> WHAT IS NEEDED:
Wherever "ylabel" turns up in the entries, copy out the line that holds it.

> Dataset listings of figures:
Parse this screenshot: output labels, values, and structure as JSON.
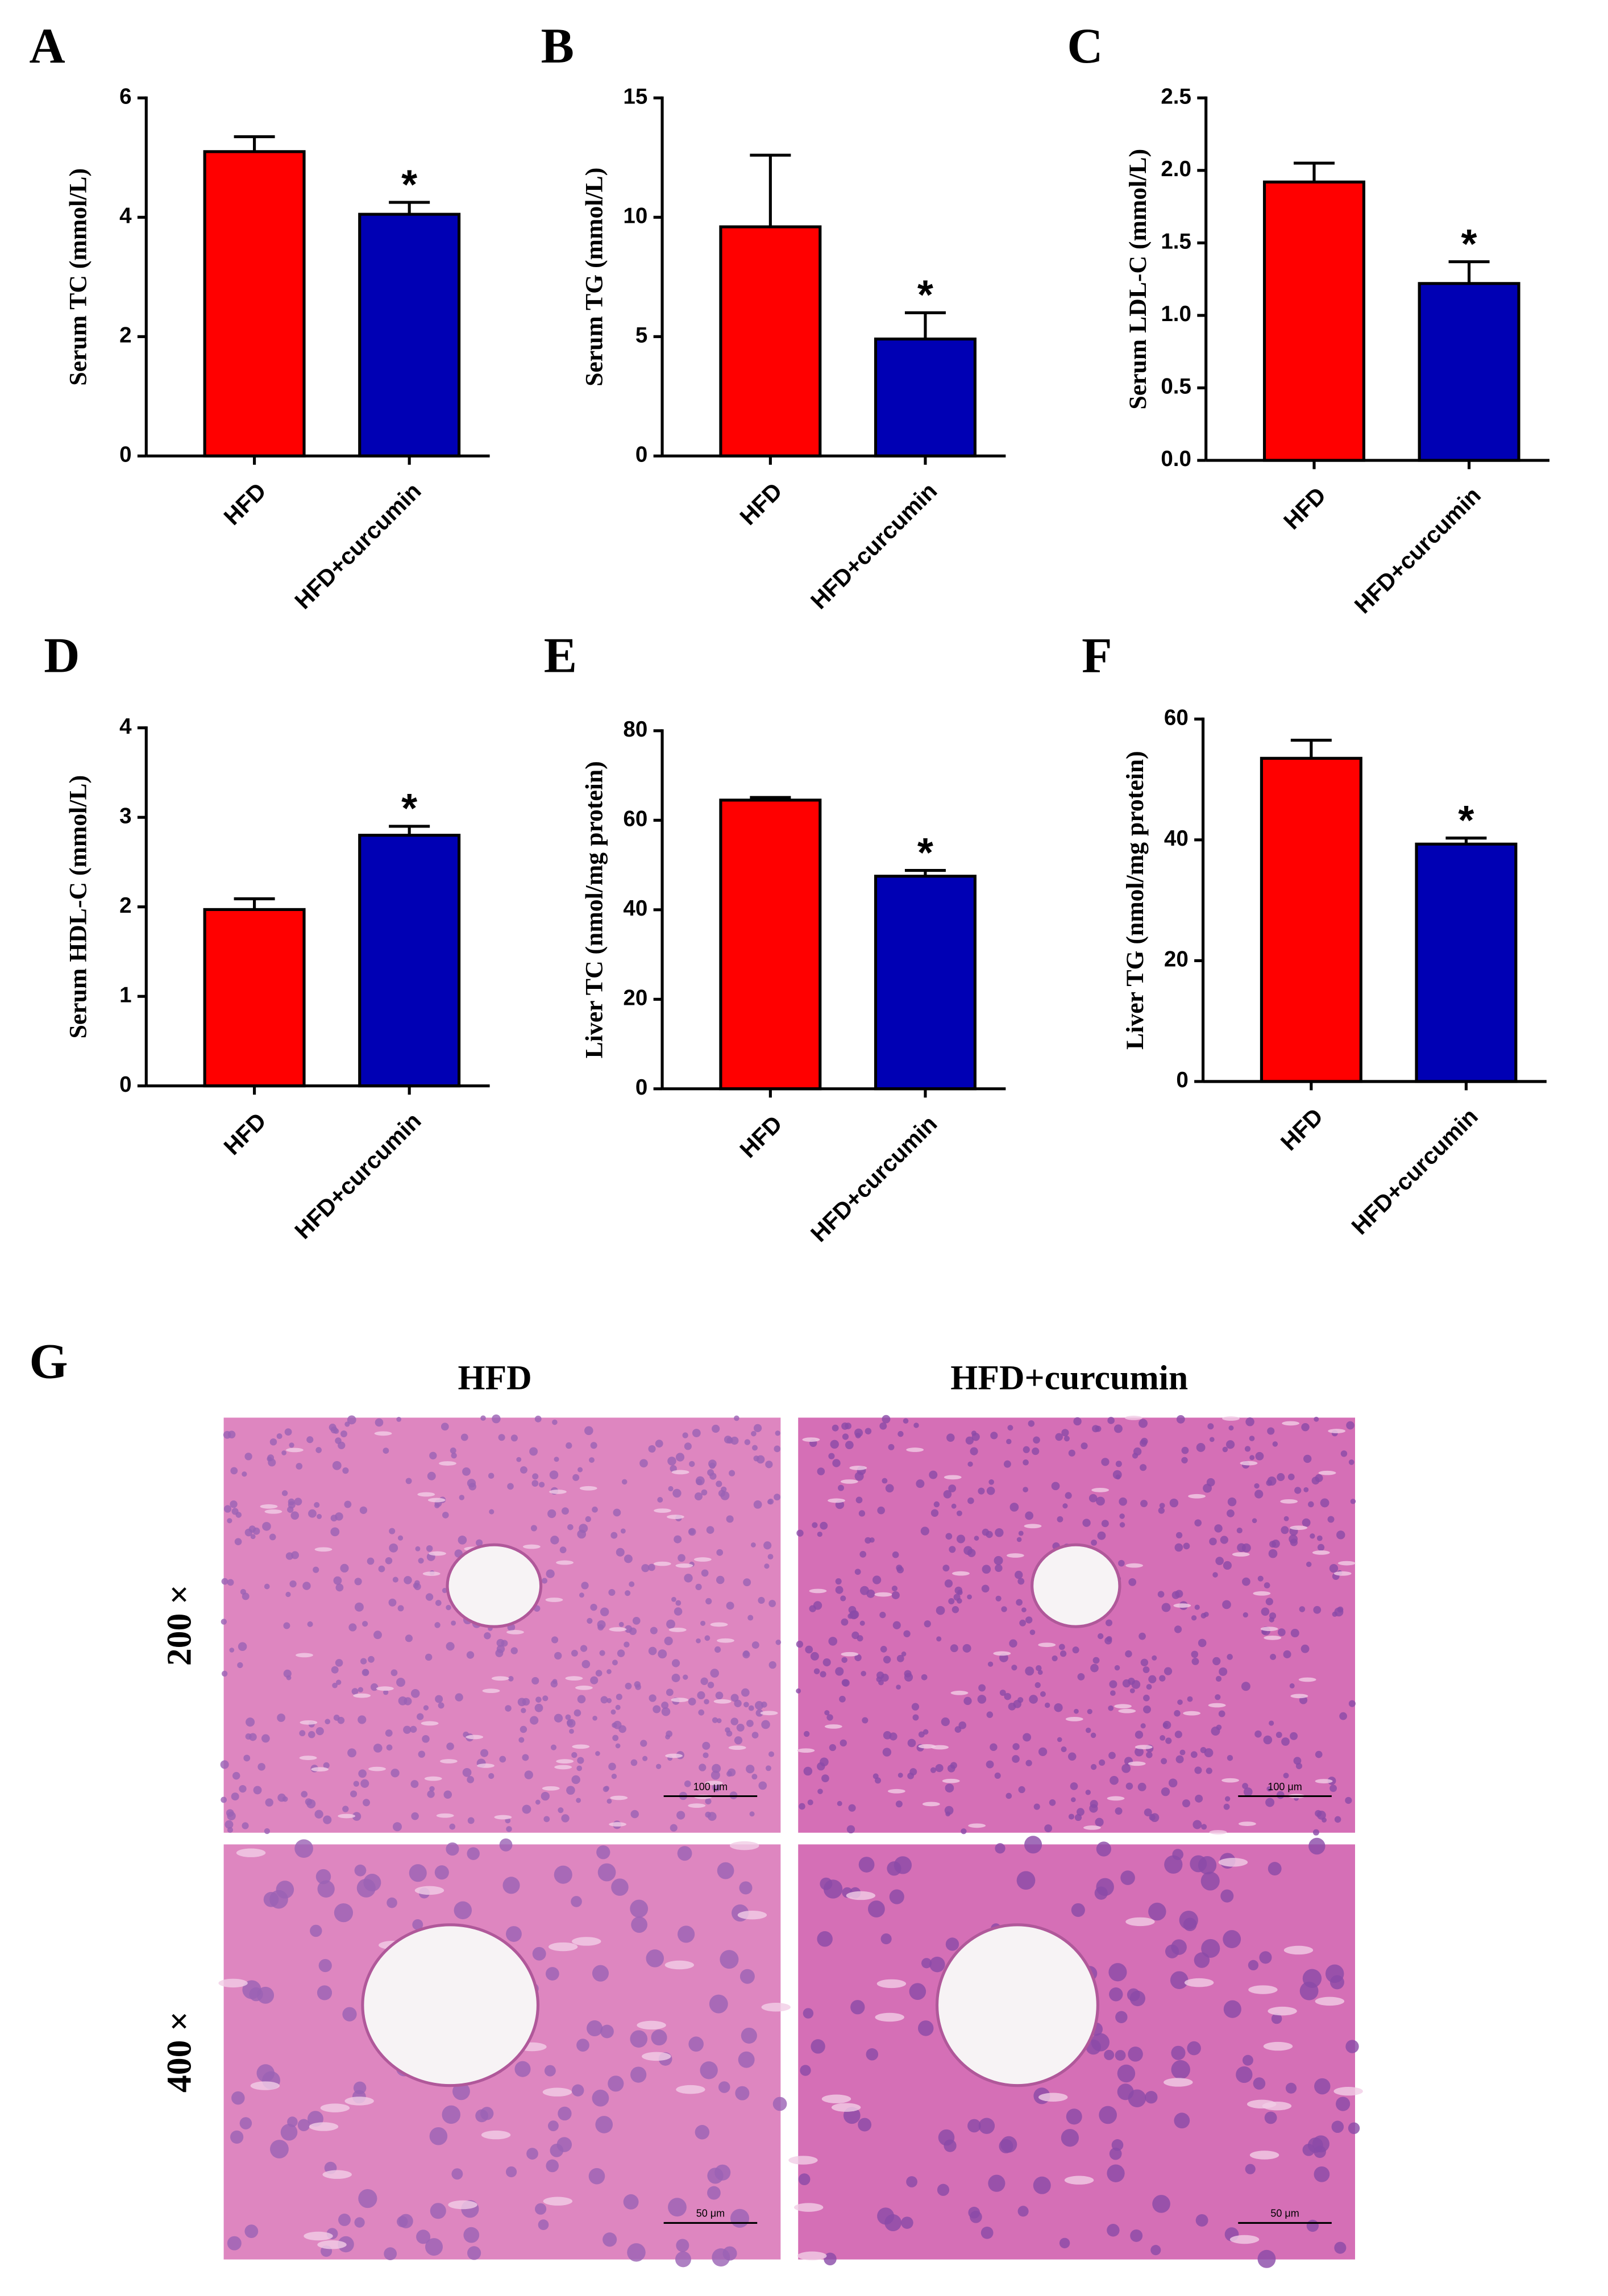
{
  "chart_data": [
    {
      "type": "bar",
      "panel": "A",
      "ylabel": "Serum TC (mmol/L)",
      "categories": [
        "HFD",
        "HFD+curcumin"
      ],
      "values": [
        5.1,
        4.05
      ],
      "errors": [
        0.25,
        0.2
      ],
      "colors": [
        "#ff0000",
        "#0000b4"
      ],
      "ylim": [
        0,
        6
      ],
      "yticks": [
        0,
        2,
        4,
        6
      ],
      "annotations": [
        {
          "text": "*",
          "category": "HFD+curcumin"
        }
      ]
    },
    {
      "type": "bar",
      "panel": "B",
      "ylabel": "Serum TG (mmol/L)",
      "categories": [
        "HFD",
        "HFD+curcumin"
      ],
      "values": [
        9.6,
        4.9
      ],
      "errors": [
        3.0,
        1.1
      ],
      "colors": [
        "#ff0000",
        "#0000b4"
      ],
      "ylim": [
        0,
        15
      ],
      "yticks": [
        0,
        5,
        10,
        15
      ],
      "annotations": [
        {
          "text": "*",
          "category": "HFD+curcumin"
        }
      ]
    },
    {
      "type": "bar",
      "panel": "C",
      "ylabel": "Serum LDL-C (mmol/L)",
      "categories": [
        "HFD",
        "HFD+curcumin"
      ],
      "values": [
        1.92,
        1.22
      ],
      "errors": [
        0.13,
        0.15
      ],
      "colors": [
        "#ff0000",
        "#0000b4"
      ],
      "ylim": [
        0,
        2.5
      ],
      "yticks": [
        {
          "value": 0,
          "label": "0.0"
        },
        0.5,
        {
          "value": 1,
          "label": "1.0"
        },
        1.5,
        {
          "value": 2,
          "label": "2.0"
        },
        2.5
      ],
      "annotations": [
        {
          "text": "*",
          "category": "HFD+curcumin"
        }
      ]
    },
    {
      "type": "bar",
      "panel": "D",
      "ylabel": "Serum HDL-C (mmol/L)",
      "categories": [
        "HFD",
        "HFD+curcumin"
      ],
      "values": [
        1.97,
        2.8
      ],
      "errors": [
        0.12,
        0.1
      ],
      "colors": [
        "#ff0000",
        "#0000b4"
      ],
      "ylim": [
        0,
        4
      ],
      "yticks": [
        0,
        1,
        2,
        3,
        4
      ],
      "annotations": [
        {
          "text": "*",
          "category": "HFD+curcumin"
        }
      ]
    },
    {
      "type": "bar",
      "panel": "E",
      "ylabel": "Liver TC (nmol/mg protein)",
      "categories": [
        "HFD",
        "HFD+curcumin"
      ],
      "values": [
        64.5,
        47.5
      ],
      "errors": [
        0.6,
        1.3
      ],
      "colors": [
        "#ff0000",
        "#0000b4"
      ],
      "ylim": [
        0,
        80
      ],
      "yticks": [
        0,
        20,
        40,
        60,
        80
      ],
      "annotations": [
        {
          "text": "*",
          "category": "HFD+curcumin"
        }
      ]
    },
    {
      "type": "bar",
      "panel": "F",
      "ylabel": "Liver TG (nmol/mg protein)",
      "categories": [
        "HFD",
        "HFD+curcumin"
      ],
      "values": [
        53.5,
        39.3
      ],
      "errors": [
        3.0,
        1.0
      ],
      "colors": [
        "#ff0000",
        "#0000b4"
      ],
      "ylim": [
        0,
        60
      ],
      "yticks": [
        0,
        20,
        40,
        60
      ],
      "annotations": [
        {
          "text": "*",
          "category": "HFD+curcumin"
        }
      ]
    }
  ],
  "figure_g": {
    "panel": "G",
    "columns": [
      "HFD",
      "HFD+curcumin"
    ],
    "rows": [
      "200 ×",
      "400 ×"
    ],
    "scale_bars": [
      [
        "100 μm",
        "100 μm"
      ],
      [
        "50 μm",
        "50 μm"
      ]
    ]
  }
}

> RESPONSE FOR THIS EXERCISE:
      "ylabel": "Serum TC (mmol/L)",
      "ylabel": "Serum TG (mmol/L)",
      "ylabel": "Serum LDL-C (mmol/L)",
      "ylabel": "Serum HDL-C (mmol/L)",
      "ylabel": "Liver TC (nmol/mg protein)",
      "ylabel": "Liver TG (nmol/mg protein)",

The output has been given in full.